__PROBLEM REQUIREMENTS__: Here is a listing, set out below; repeat its lines from the one with "Read out every word on this page." to the last, both included, and leave out the pictures.

════════

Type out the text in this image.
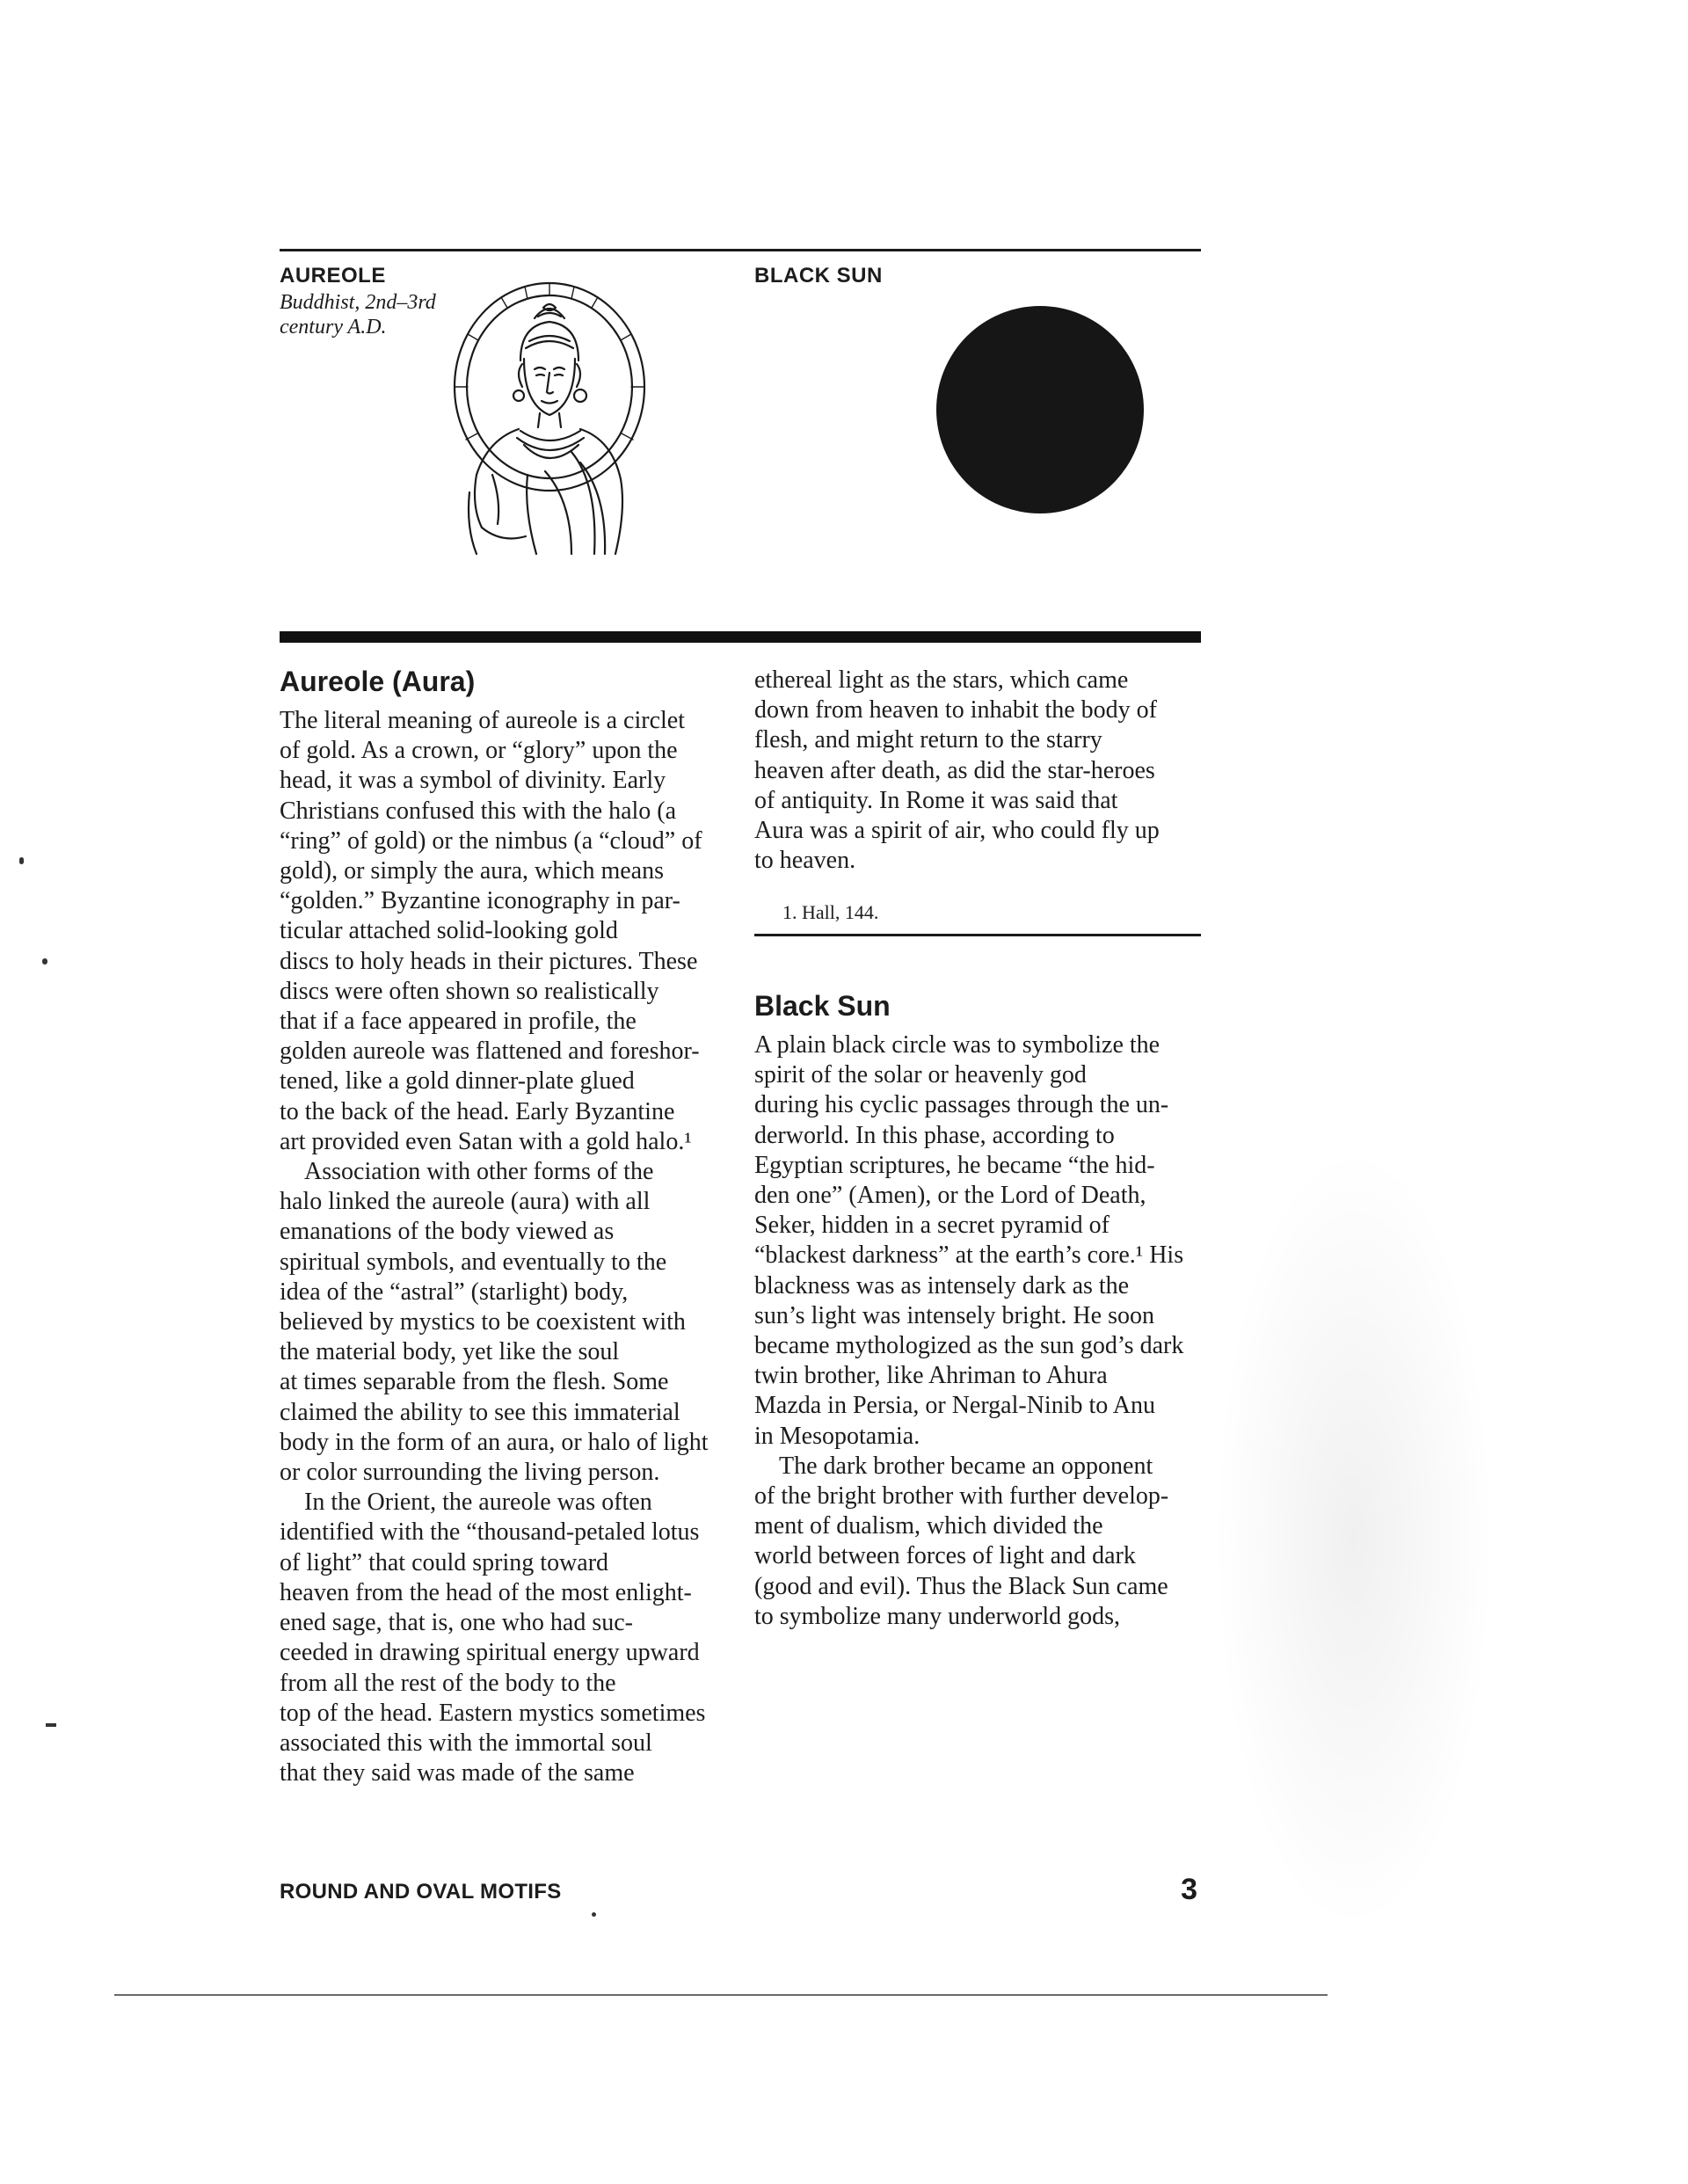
AUREOLE
Buddhist, 2nd–3rd
century A.D.
BLACK SUN
Aureole (Aura)
The literal meaning of aureole is a circlet
of gold. As a crown, or “glory” upon the
head, it was a symbol of divinity. Early
Christians confused this with the halo (a
“ring” of gold) or the nimbus (a “cloud” of
gold), or simply the aura, which means
“golden.” Byzantine iconography in par-
ticular attached solid-looking gold
discs to holy heads in their pictures. These
discs were often shown so realistically
that if a face appeared in profile, the
golden aureole was flattened and foreshor-
tened, like a gold dinner-plate glued
to the back of the head. Early Byzantine
art provided even Satan with a gold halo.¹
Association with other forms of the
halo linked the aureole (aura) with all
emanations of the body viewed as
spiritual symbols, and eventually to the
idea of the “astral” (starlight) body,
believed by mystics to be coexistent with
the material body, yet like the soul
at times separable from the flesh. Some
claimed the ability to see this immaterial
body in the form of an aura, or halo of light
or color surrounding the living person.
In the Orient, the aureole was often
identified with the “thousand-petaled lotus
of light” that could spring toward
heaven from the head of the most enlight-
ened sage, that is, one who had suc-
ceeded in drawing spiritual energy upward
from all the rest of the body to the
top of the head. Eastern mystics sometimes
associated this with the immortal soul
that they said was made of the same
ethereal light as the stars, which came
down from heaven to inhabit the body of
flesh, and might return to the starry
heaven after death, as did the star-heroes
of antiquity. In Rome it was said that
Aura was a spirit of air, who could fly up
to heaven.
1. Hall, 144.
Black Sun
A plain black circle was to symbolize the
spirit of the solar or heavenly god
during his cyclic passages through the un-
derworld. In this phase, according to
Egyptian scriptures, he became “the hid-
den one” (Amen), or the Lord of Death,
Seker, hidden in a secret pyramid of
“blackest darkness” at the earth’s core.¹ His
blackness was as intensely dark as the
sun’s light was intensely bright. He soon
became mythologized as the sun god’s dark
twin brother, like Ahriman to Ahura
Mazda in Persia, or Nergal-Ninib to Anu
in Mesopotamia.
The dark brother became an opponent
of the bright brother with further develop-
ment of dualism, which divided the
world between forces of light and dark
(good and evil). Thus the Black Sun came
to symbolize many underworld gods,
ROUND AND OVAL MOTIFS	3
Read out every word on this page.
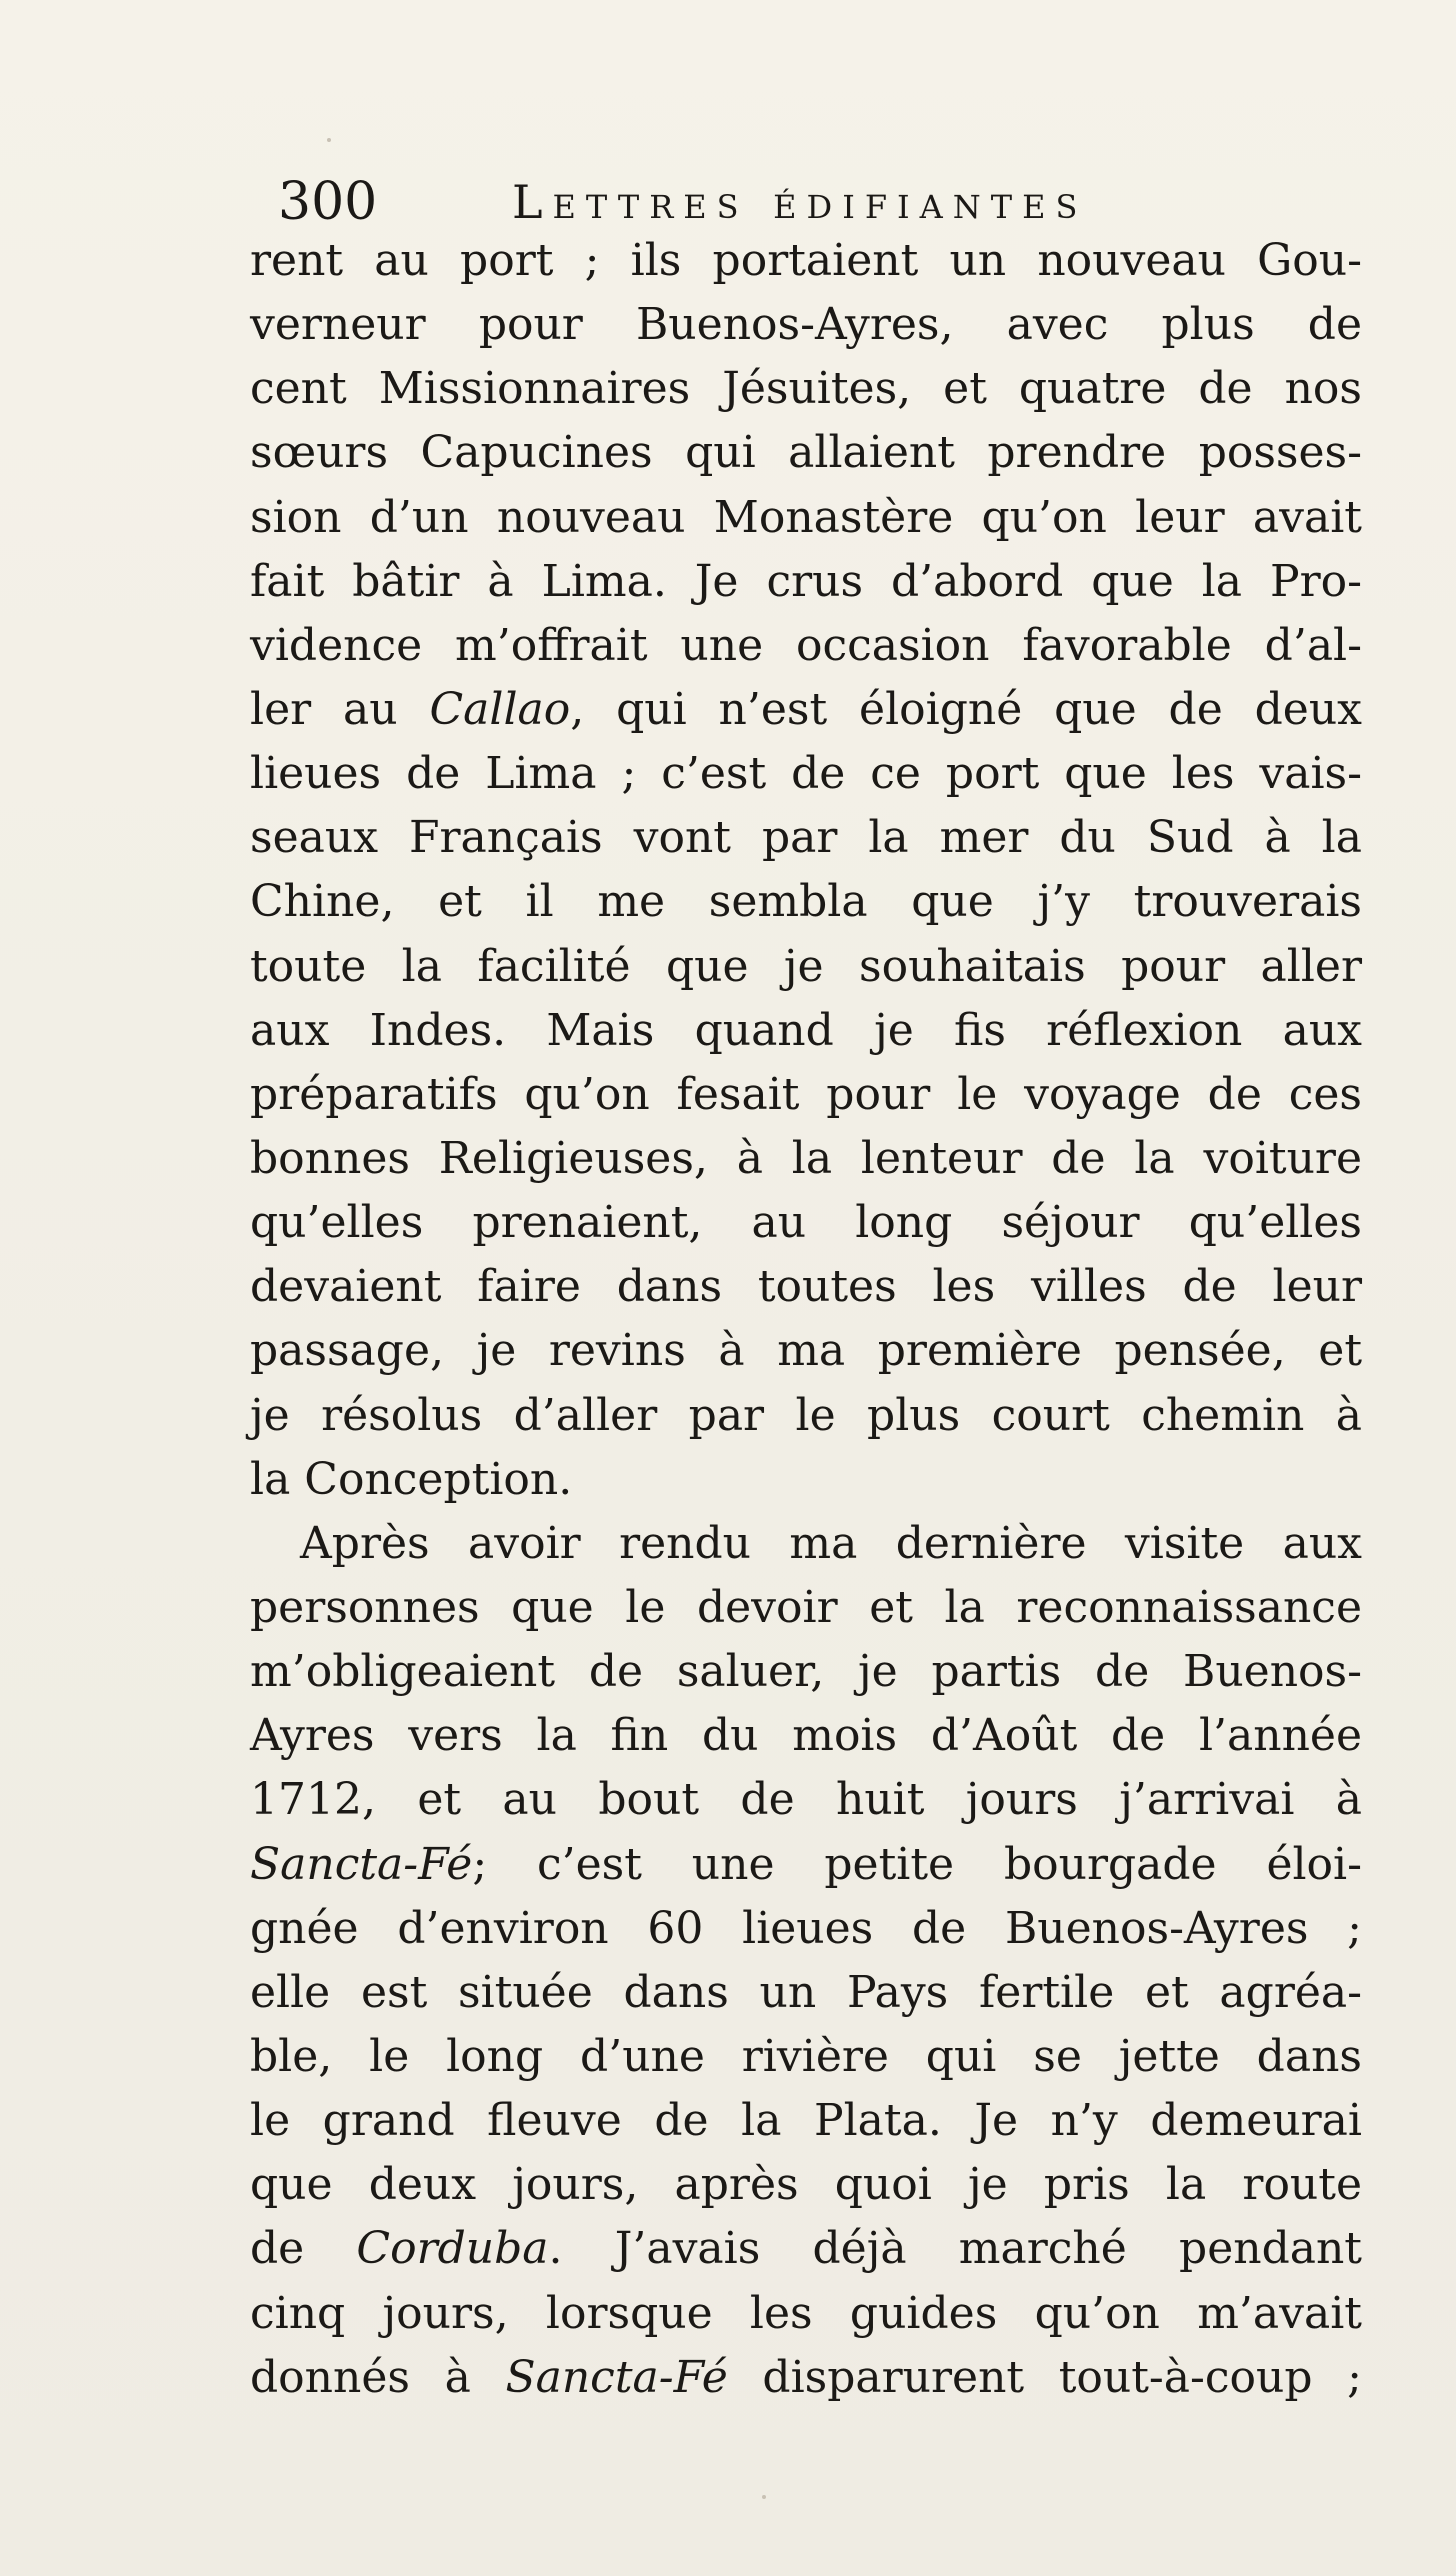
300	Lettres édifiantes
rent au port ; ils portaient un nouveau Gou-
verneur pour Buenos-Ayres, avec plus de
cent Missionnaires Jésuites, et quatre de nos
sœurs Capucines qui allaient prendre posses-
sion d’un nouveau Monastère qu’on leur avait
fait bâtir à Lima. Je crus d’abord que la Pro-
vidence m’offrait une occasion favorable d’al-
ler au Callao, qui n’est éloigné que de deux
lieues de Lima ; c’est de ce port que les vais-
seaux Français vont par la mer du Sud à la
Chine, et il me sembla que j’y trouverais
toute la facilité que je souhaitais pour aller
aux Indes. Mais quand je fis réflexion aux
préparatifs qu’on fesait pour le voyage de ces
bonnes Religieuses, à la lenteur de la voiture
qu’elles prenaient, au long séjour qu’elles
devaient faire dans toutes les villes de leur
passage, je revins à ma première pensée, et
je résolus d’aller par le plus court chemin à
la Conception.
Après avoir rendu ma dernière visite aux
personnes que le devoir et la reconnaissance
m’obligeaient de saluer, je partis de Buenos-
Ayres vers la fin du mois d’Août de l’année
1712, et au bout de huit jours j’arrivai à
Sancta-Fé; c’est une petite bourgade éloi-
gnée d’environ 60 lieues de Buenos-Ayres ;
elle est située dans un Pays fertile et agréa-
ble, le long d’une rivière qui se jette dans
le grand fleuve de la Plata. Je n’y demeurai
que deux jours, après quoi je pris la route
de Corduba. J’avais déjà marché pendant
cinq jours, lorsque les guides qu’on m’avait
donnés à Sancta-Fé disparurent tout-à-coup ;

════════

__OUTPUT OF THE EXERCISE__:
Read out every word on this page.
300	Lettres édifiantes
rent au port ; ils portaient un nouveau Gou-
verneur pour Buenos-Ayres, avec plus de
cent Missionnaires Jésuites, et quatre de nos
sœurs Capucines qui allaient prendre posses-
sion d’un nouveau Monastère qu’on leur avait
fait bâtir à Lima. Je crus d’abord que la Pro-
vidence m’offrait une occasion favorable d’al-
ler au Callao, qui n’est éloigné que de deux
lieues de Lima ; c’est de ce port que les vais-
seaux Français vont par la mer du Sud à la
Chine, et il me sembla que j’y trouverais
toute la facilité que je souhaitais pour aller
aux Indes. Mais quand je fis réflexion aux
préparatifs qu’on fesait pour le voyage de ces
bonnes Religieuses, à la lenteur de la voiture
qu’elles prenaient, au long séjour qu’elles
devaient faire dans toutes les villes de leur
passage, je revins à ma première pensée, et
je résolus d’aller par le plus court chemin à
la Conception.
Après avoir rendu ma dernière visite aux
personnes que le devoir et la reconnaissance
m’obligeaient de saluer, je partis de Buenos-
Ayres vers la fin du mois d’Août de l’année
1712, et au bout de huit jours j’arrivai à
Sancta-Fé; c’est une petite bourgade éloi-
gnée d’environ 60 lieues de Buenos-Ayres ;
elle est située dans un Pays fertile et agréa-
ble, le long d’une rivière qui se jette dans
le grand fleuve de la Plata. Je n’y demeurai
que deux jours, après quoi je pris la route
de Corduba. J’avais déjà marché pendant
cinq jours, lorsque les guides qu’on m’avait
donnés à Sancta-Fé disparurent tout-à-coup ;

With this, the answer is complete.